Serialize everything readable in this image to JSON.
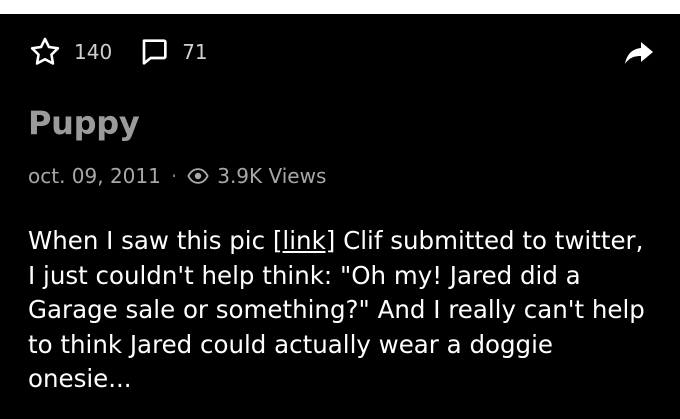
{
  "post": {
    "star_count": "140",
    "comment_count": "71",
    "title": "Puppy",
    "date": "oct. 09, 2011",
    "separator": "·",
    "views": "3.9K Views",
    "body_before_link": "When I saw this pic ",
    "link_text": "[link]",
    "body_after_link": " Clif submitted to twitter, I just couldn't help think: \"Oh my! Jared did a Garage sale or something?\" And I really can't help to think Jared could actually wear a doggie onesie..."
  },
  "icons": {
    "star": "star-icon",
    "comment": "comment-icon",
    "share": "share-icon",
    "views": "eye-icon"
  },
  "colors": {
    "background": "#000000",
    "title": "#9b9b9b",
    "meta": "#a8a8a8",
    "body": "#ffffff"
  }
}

★ ★ ★

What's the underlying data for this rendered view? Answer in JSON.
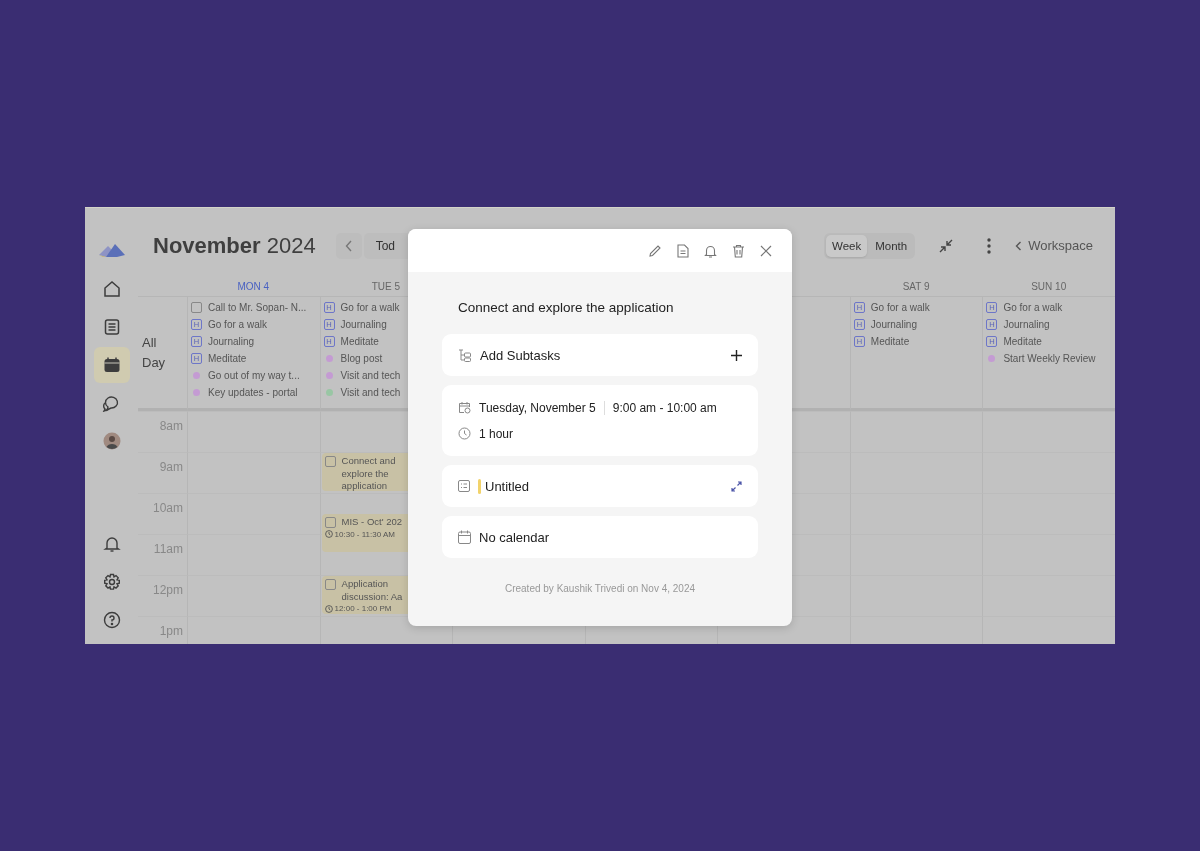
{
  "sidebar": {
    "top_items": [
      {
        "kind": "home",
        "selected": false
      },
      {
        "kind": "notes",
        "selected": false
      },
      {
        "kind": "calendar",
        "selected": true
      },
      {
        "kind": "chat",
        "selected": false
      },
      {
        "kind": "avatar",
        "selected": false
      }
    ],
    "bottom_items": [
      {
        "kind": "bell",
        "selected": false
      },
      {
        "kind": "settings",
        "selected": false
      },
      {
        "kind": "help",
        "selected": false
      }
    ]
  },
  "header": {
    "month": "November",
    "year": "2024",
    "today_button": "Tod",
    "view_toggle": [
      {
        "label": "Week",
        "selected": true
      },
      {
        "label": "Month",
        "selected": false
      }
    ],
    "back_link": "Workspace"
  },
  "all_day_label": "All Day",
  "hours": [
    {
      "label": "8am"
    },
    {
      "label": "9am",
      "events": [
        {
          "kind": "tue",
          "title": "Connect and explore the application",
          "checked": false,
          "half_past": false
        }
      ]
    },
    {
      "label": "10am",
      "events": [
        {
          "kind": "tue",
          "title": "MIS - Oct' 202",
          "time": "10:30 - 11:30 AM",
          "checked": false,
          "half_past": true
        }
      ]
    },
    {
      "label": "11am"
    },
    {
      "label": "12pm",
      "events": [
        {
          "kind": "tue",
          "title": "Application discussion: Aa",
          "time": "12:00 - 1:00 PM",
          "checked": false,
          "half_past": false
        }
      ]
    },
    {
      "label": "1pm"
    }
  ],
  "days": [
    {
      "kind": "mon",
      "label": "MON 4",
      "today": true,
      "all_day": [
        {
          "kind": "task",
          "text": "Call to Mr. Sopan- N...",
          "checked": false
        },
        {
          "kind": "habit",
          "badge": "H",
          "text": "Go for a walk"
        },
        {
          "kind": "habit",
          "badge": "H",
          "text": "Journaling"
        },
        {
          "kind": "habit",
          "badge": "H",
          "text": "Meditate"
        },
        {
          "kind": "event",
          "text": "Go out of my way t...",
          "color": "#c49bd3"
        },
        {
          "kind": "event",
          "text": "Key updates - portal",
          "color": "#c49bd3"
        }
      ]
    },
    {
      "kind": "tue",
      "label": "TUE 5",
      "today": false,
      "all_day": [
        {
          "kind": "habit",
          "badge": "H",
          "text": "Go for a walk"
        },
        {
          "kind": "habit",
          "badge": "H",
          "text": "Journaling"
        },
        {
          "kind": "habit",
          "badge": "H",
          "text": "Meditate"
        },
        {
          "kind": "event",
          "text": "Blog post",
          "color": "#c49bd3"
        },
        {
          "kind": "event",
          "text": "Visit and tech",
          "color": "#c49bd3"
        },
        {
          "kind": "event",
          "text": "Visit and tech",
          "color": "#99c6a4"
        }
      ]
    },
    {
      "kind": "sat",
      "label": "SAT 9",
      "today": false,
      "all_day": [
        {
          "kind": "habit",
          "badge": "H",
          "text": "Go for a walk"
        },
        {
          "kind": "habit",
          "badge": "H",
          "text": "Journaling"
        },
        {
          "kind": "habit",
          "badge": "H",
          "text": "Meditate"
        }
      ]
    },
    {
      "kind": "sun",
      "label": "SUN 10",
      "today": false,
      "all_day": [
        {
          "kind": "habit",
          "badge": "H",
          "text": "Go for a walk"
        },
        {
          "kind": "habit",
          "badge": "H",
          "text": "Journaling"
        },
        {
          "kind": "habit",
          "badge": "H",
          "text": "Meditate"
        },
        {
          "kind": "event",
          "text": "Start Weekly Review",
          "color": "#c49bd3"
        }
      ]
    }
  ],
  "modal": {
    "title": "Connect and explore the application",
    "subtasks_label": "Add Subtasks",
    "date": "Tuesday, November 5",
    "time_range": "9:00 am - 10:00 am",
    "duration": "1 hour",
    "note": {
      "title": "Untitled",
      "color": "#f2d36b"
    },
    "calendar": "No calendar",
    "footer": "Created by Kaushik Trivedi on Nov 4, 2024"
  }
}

★ ★ ★

▶ _EXERCISE DESCRIPTION_
Show the lines of the records that contain the word "help".

▶ _SOLUTION TO THE EXERCISE_
    "body_after_link": " Clif submitted to twitter, I just couldn't help think: \"Oh my! Jared did a Garage sale or something?\" And I really can't help to think Jared could actually wear a doggie onesie..."
        "kind": "help",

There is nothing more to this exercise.